**Description of the task:**
Make an exact copy of the records, dropping all pictures.

(Data entries)
/---
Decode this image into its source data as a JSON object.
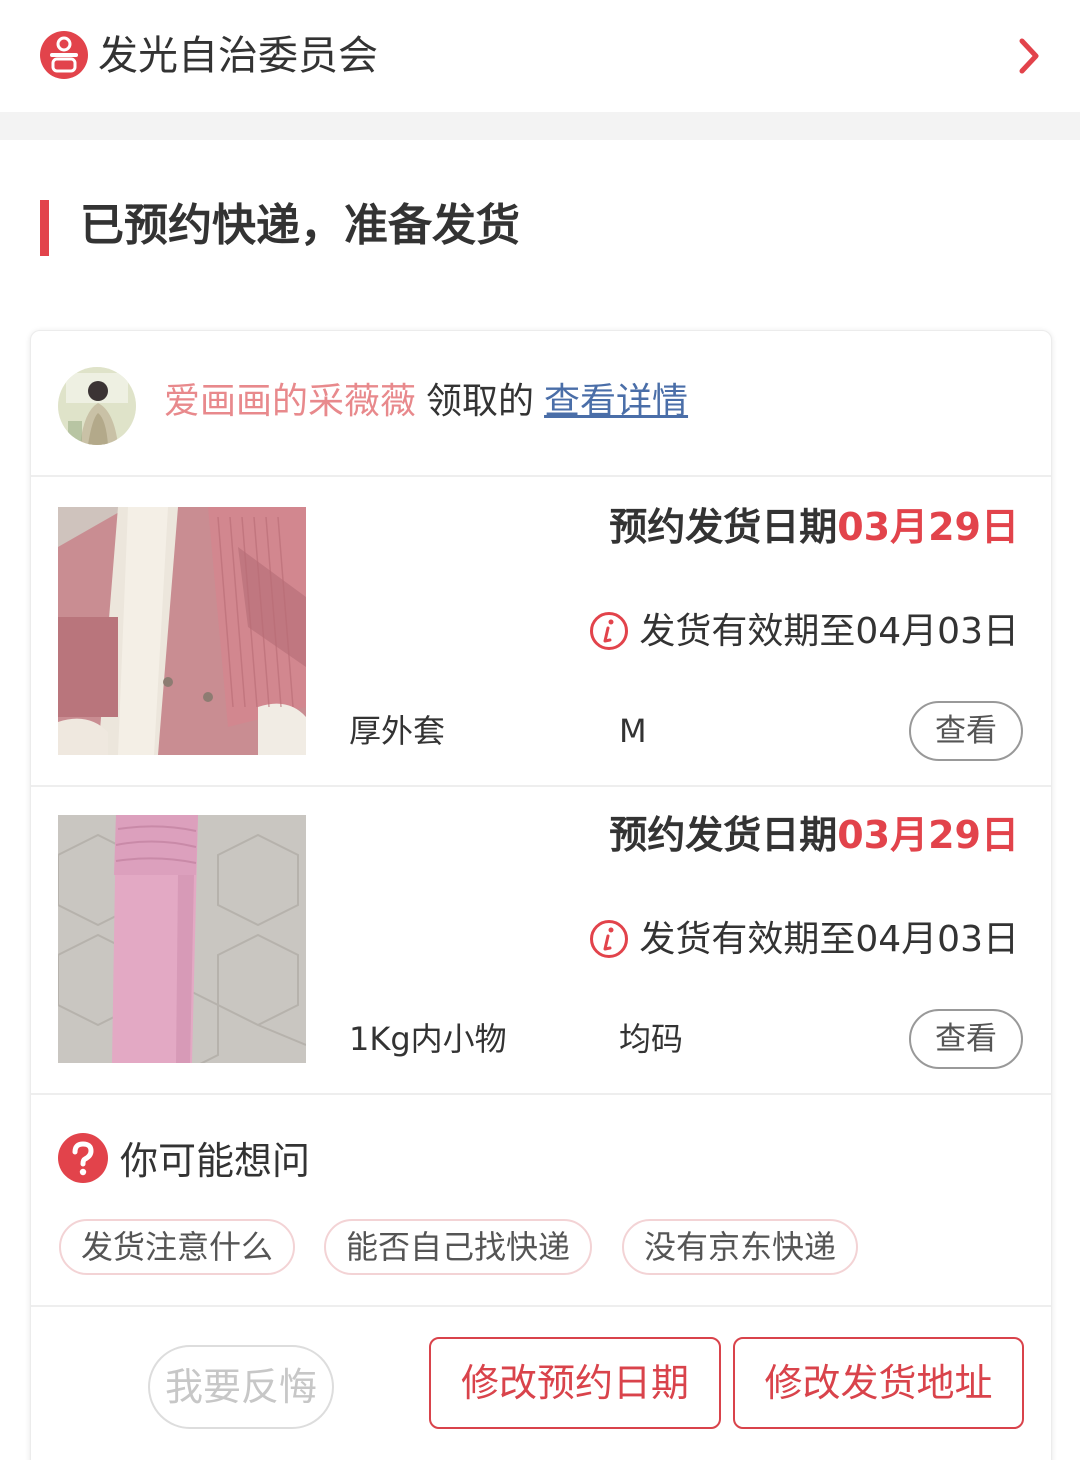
{
  "org": {
    "name": "发光自治委员会"
  },
  "status": {
    "title": "已预约快递，准备发货"
  },
  "receiver": {
    "user": "爱画画的采薇薇",
    "action": "领取的",
    "link": "查看详情"
  },
  "items": [
    {
      "ship_label": "预约发货日期",
      "ship_date": "03月29日",
      "valid_text": "发货有效期至04月03日",
      "name": "厚外套",
      "size": "M",
      "view_label": "查看"
    },
    {
      "ship_label": "预约发货日期",
      "ship_date": "03月29日",
      "valid_text": "发货有效期至04月03日",
      "name": "1Kg内小物",
      "size": "均码",
      "view_label": "查看"
    }
  ],
  "faq": {
    "title": "你可能想问",
    "chips": [
      "发货注意什么",
      "能否自己找快递",
      "没有京东快递"
    ]
  },
  "actions": {
    "regret": "我要反悔",
    "modify_date": "修改预约日期",
    "modify_address": "修改发货地址"
  },
  "colors": {
    "accent": "#e2434b",
    "username": "#e8898c",
    "link": "#4a6ea8"
  }
}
\---
**Result of this task:**
Decode this image into its source data as a JSON object.
{
  "org": {
    "name": "发光自治委员会"
  },
  "status": {
    "title": "已预约快递，准备发货"
  },
  "receiver": {
    "user": "爱画画的采薇薇",
    "action": "领取的",
    "link": "查看详情"
  },
  "items": [
    {
      "ship_label": "预约发货日期",
      "ship_date": "03月29日",
      "valid_text": "发货有效期至04月03日",
      "name": "厚外套",
      "size": "M",
      "view_label": "查看"
    },
    {
      "ship_label": "预约发货日期",
      "ship_date": "03月29日",
      "valid_text": "发货有效期至04月03日",
      "name": "1Kg内小物",
      "size": "均码",
      "view_label": "查看"
    }
  ],
  "faq": {
    "title": "你可能想问",
    "chips": [
      "发货注意什么",
      "能否自己找快递",
      "没有京东快递"
    ]
  },
  "actions": {
    "regret": "我要反悔",
    "modify_date": "修改预约日期",
    "modify_address": "修改发货地址"
  },
  "colors": {
    "accent": "#e2434b",
    "username": "#e8898c",
    "link": "#4a6ea8"
  }
}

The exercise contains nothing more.